Data records

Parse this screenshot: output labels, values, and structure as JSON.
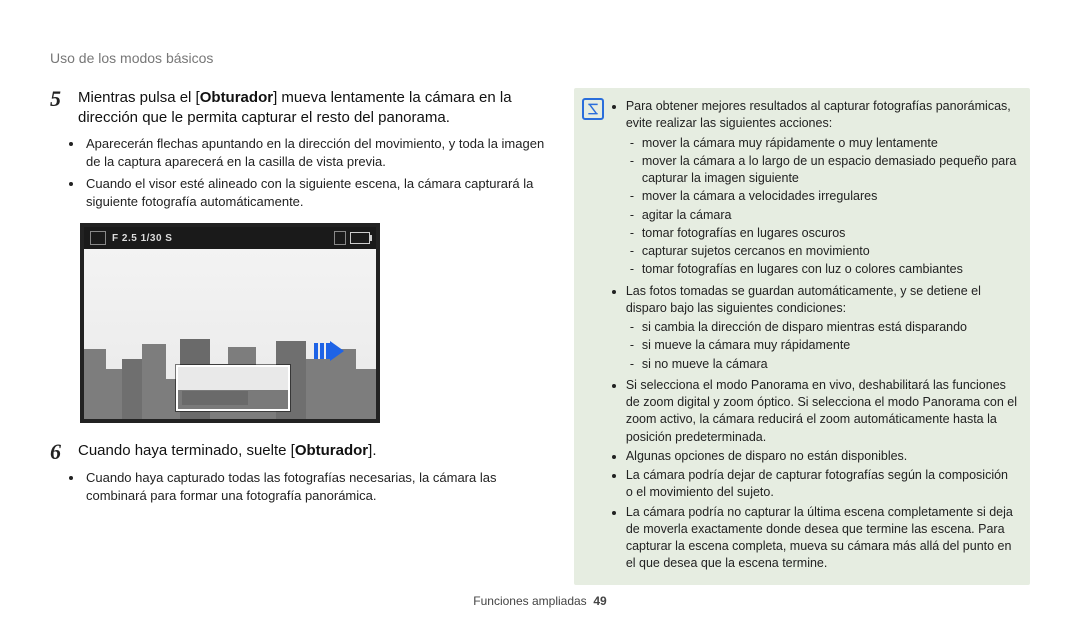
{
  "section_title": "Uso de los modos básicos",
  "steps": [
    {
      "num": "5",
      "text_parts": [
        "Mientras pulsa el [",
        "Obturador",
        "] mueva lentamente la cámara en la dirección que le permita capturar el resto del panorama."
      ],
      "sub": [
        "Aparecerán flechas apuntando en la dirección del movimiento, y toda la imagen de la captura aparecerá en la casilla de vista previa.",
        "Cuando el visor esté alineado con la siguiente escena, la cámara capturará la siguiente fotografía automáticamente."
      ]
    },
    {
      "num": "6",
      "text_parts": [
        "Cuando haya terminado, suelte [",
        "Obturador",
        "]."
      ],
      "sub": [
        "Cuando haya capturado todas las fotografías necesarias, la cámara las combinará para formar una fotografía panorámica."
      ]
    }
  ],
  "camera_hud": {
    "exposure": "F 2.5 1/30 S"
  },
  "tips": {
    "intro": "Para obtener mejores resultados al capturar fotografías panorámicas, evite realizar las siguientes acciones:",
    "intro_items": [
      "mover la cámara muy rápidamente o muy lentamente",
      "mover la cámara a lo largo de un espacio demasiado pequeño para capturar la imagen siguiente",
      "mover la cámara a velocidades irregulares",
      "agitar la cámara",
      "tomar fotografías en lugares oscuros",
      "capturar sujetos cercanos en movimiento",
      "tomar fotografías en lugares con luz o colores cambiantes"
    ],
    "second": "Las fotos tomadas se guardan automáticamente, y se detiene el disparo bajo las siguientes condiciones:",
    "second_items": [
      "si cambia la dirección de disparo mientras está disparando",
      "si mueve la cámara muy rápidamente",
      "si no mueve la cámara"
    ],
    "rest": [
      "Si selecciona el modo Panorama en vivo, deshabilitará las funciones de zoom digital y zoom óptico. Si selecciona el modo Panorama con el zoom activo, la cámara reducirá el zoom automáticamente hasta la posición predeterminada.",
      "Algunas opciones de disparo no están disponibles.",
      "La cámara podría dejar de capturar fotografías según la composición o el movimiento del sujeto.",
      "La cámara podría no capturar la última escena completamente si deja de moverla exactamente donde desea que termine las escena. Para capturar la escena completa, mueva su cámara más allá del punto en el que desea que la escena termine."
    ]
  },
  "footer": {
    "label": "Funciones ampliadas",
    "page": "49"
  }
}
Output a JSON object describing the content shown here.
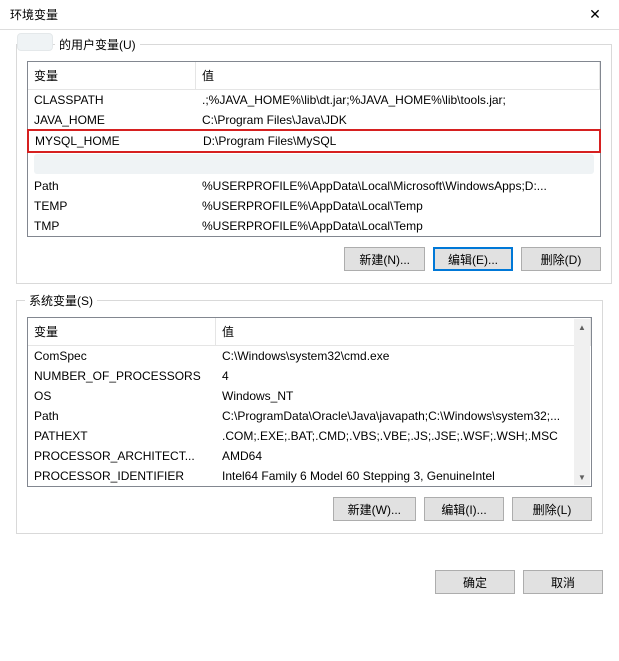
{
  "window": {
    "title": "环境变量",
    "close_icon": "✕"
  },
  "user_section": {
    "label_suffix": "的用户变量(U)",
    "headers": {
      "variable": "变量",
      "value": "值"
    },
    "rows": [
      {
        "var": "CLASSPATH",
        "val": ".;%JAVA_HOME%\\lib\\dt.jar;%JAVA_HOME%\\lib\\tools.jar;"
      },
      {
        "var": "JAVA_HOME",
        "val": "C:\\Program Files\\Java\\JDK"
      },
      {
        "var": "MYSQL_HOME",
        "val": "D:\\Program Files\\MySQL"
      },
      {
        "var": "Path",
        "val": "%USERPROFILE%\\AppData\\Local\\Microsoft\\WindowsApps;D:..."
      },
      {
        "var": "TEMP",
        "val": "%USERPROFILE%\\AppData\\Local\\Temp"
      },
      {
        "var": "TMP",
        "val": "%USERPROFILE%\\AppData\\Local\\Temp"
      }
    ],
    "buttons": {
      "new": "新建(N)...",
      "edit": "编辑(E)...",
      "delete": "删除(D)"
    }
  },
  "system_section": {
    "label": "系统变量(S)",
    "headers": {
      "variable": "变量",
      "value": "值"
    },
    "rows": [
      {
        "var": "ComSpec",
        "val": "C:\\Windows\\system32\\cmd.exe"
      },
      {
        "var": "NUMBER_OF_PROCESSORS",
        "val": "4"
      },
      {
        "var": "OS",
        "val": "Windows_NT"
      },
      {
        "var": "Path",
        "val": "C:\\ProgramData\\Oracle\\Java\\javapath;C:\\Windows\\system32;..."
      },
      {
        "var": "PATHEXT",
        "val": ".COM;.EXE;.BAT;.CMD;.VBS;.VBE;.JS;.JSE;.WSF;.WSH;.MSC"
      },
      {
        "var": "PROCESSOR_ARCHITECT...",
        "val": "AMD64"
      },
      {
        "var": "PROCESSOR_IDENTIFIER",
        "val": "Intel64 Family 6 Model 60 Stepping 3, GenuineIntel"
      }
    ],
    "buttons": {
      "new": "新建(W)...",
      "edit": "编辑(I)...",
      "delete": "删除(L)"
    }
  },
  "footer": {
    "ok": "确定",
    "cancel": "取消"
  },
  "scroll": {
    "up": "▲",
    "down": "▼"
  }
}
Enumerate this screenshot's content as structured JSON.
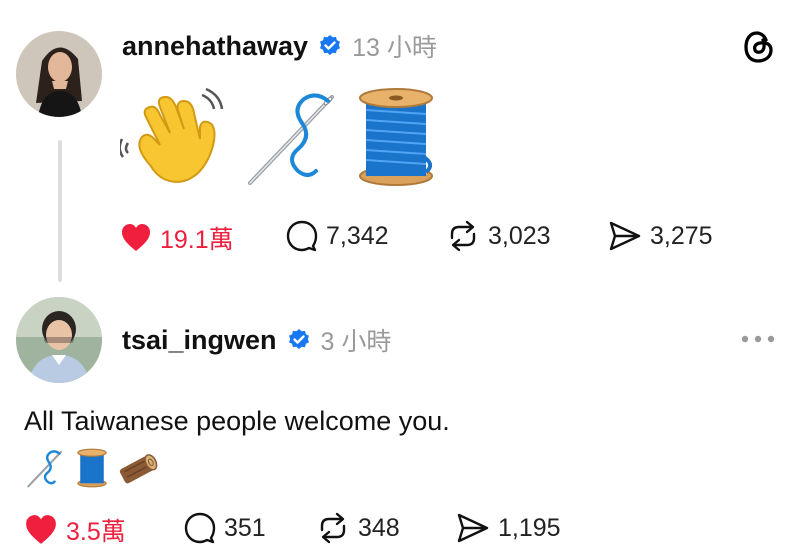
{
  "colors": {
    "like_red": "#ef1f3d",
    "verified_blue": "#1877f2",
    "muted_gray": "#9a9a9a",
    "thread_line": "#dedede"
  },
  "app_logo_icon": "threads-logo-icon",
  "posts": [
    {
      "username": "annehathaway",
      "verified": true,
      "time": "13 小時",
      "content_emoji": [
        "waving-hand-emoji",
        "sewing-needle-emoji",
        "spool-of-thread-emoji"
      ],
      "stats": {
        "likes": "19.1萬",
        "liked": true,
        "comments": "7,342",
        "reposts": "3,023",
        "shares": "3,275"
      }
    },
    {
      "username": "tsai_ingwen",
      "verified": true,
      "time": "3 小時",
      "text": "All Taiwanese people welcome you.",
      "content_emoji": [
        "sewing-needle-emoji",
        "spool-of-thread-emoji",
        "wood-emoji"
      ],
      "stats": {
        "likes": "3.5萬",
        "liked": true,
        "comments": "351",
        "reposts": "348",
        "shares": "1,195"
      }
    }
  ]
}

Goal
Each line in the records above should be reproduced exactly; images are not copied.

Reply
Parse this screenshot: output labels, values, and structure as JSON.
{
  "section_title": "Uso de los modos básicos",
  "steps": [
    {
      "num": "5",
      "text_parts": [
        "Mientras pulsa el [",
        "Obturador",
        "] mueva lentamente la cámara en la dirección que le permita capturar el resto del panorama."
      ],
      "sub": [
        "Aparecerán flechas apuntando en la dirección del movimiento, y toda la imagen de la captura aparecerá en la casilla de vista previa.",
        "Cuando el visor esté alineado con la siguiente escena, la cámara capturará la siguiente fotografía automáticamente."
      ]
    },
    {
      "num": "6",
      "text_parts": [
        "Cuando haya terminado, suelte [",
        "Obturador",
        "]."
      ],
      "sub": [
        "Cuando haya capturado todas las fotografías necesarias, la cámara las combinará para formar una fotografía panorámica."
      ]
    }
  ],
  "camera_hud": {
    "exposure": "F 2.5 1/30 S"
  },
  "tips": {
    "intro": "Para obtener mejores resultados al capturar fotografías panorámicas, evite realizar las siguientes acciones:",
    "intro_items": [
      "mover la cámara muy rápidamente o muy lentamente",
      "mover la cámara a lo largo de un espacio demasiado pequeño para capturar la imagen siguiente",
      "mover la cámara a velocidades irregulares",
      "agitar la cámara",
      "tomar fotografías en lugares oscuros",
      "capturar sujetos cercanos en movimiento",
      "tomar fotografías en lugares con luz o colores cambiantes"
    ],
    "second": "Las fotos tomadas se guardan automáticamente, y se detiene el disparo bajo las siguientes condiciones:",
    "second_items": [
      "si cambia la dirección de disparo mientras está disparando",
      "si mueve la cámara muy rápidamente",
      "si no mueve la cámara"
    ],
    "rest": [
      "Si selecciona el modo Panorama en vivo, deshabilitará las funciones de zoom digital y zoom óptico. Si selecciona el modo Panorama con el zoom activo, la cámara reducirá el zoom automáticamente hasta la posición predeterminada.",
      "Algunas opciones de disparo no están disponibles.",
      "La cámara podría dejar de capturar fotografías según la composición o el movimiento del sujeto.",
      "La cámara podría no capturar la última escena completamente si deja de moverla exactamente donde desea que termine las escena. Para capturar la escena completa, mueva su cámara más allá del punto en el que desea que la escena termine."
    ]
  },
  "footer": {
    "label": "Funciones ampliadas",
    "page": "49"
  }
}
Output a JSON object describing the content shown here.
{
  "window": {
    "title": "环境变量",
    "close_icon": "✕"
  },
  "user_section": {
    "label_suffix": "的用户变量(U)",
    "headers": {
      "variable": "变量",
      "value": "值"
    },
    "rows": [
      {
        "var": "CLASSPATH",
        "val": ".;%JAVA_HOME%\\lib\\dt.jar;%JAVA_HOME%\\lib\\tools.jar;"
      },
      {
        "var": "JAVA_HOME",
        "val": "C:\\Program Files\\Java\\JDK"
      },
      {
        "var": "MYSQL_HOME",
        "val": "D:\\Program Files\\MySQL"
      },
      {
        "var": "Path",
        "val": "%USERPROFILE%\\AppData\\Local\\Microsoft\\WindowsApps;D:..."
      },
      {
        "var": "TEMP",
        "val": "%USERPROFILE%\\AppData\\Local\\Temp"
      },
      {
        "var": "TMP",
        "val": "%USERPROFILE%\\AppData\\Local\\Temp"
      }
    ],
    "buttons": {
      "new": "新建(N)...",
      "edit": "编辑(E)...",
      "delete": "删除(D)"
    }
  },
  "system_section": {
    "label": "系统变量(S)",
    "headers": {
      "variable": "变量",
      "value": "值"
    },
    "rows": [
      {
        "var": "ComSpec",
        "val": "C:\\Windows\\system32\\cmd.exe"
      },
      {
        "var": "NUMBER_OF_PROCESSORS",
        "val": "4"
      },
      {
        "var": "OS",
        "val": "Windows_NT"
      },
      {
        "var": "Path",
        "val": "C:\\ProgramData\\Oracle\\Java\\javapath;C:\\Windows\\system32;..."
      },
      {
        "var": "PATHEXT",
        "val": ".COM;.EXE;.BAT;.CMD;.VBS;.VBE;.JS;.JSE;.WSF;.WSH;.MSC"
      },
      {
        "var": "PROCESSOR_ARCHITECT...",
        "val": "AMD64"
      },
      {
        "var": "PROCESSOR_IDENTIFIER",
        "val": "Intel64 Family 6 Model 60 Stepping 3, GenuineIntel"
      }
    ],
    "buttons": {
      "new": "新建(W)...",
      "edit": "编辑(I)...",
      "delete": "删除(L)"
    }
  },
  "footer": {
    "ok": "确定",
    "cancel": "取消"
  },
  "scroll": {
    "up": "▲",
    "down": "▼"
  }
}
Enumerate this screenshot's content as structured JSON.
{
  "colors": {
    "like_red": "#ef1f3d",
    "verified_blue": "#1877f2",
    "muted_gray": "#9a9a9a",
    "thread_line": "#dedede"
  },
  "app_logo_icon": "threads-logo-icon",
  "posts": [
    {
      "username": "annehathaway",
      "verified": true,
      "time": "13 小時",
      "content_emoji": [
        "waving-hand-emoji",
        "sewing-needle-emoji",
        "spool-of-thread-emoji"
      ],
      "stats": {
        "likes": "19.1萬",
        "liked": true,
        "comments": "7,342",
        "reposts": "3,023",
        "shares": "3,275"
      }
    },
    {
      "username": "tsai_ingwen",
      "verified": true,
      "time": "3 小時",
      "text": "All Taiwanese people welcome you.",
      "content_emoji": [
        "sewing-needle-emoji",
        "spool-of-thread-emoji",
        "wood-emoji"
      ],
      "stats": {
        "likes": "3.5萬",
        "liked": true,
        "comments": "351",
        "reposts": "348",
        "shares": "1,195"
      }
    }
  ]
}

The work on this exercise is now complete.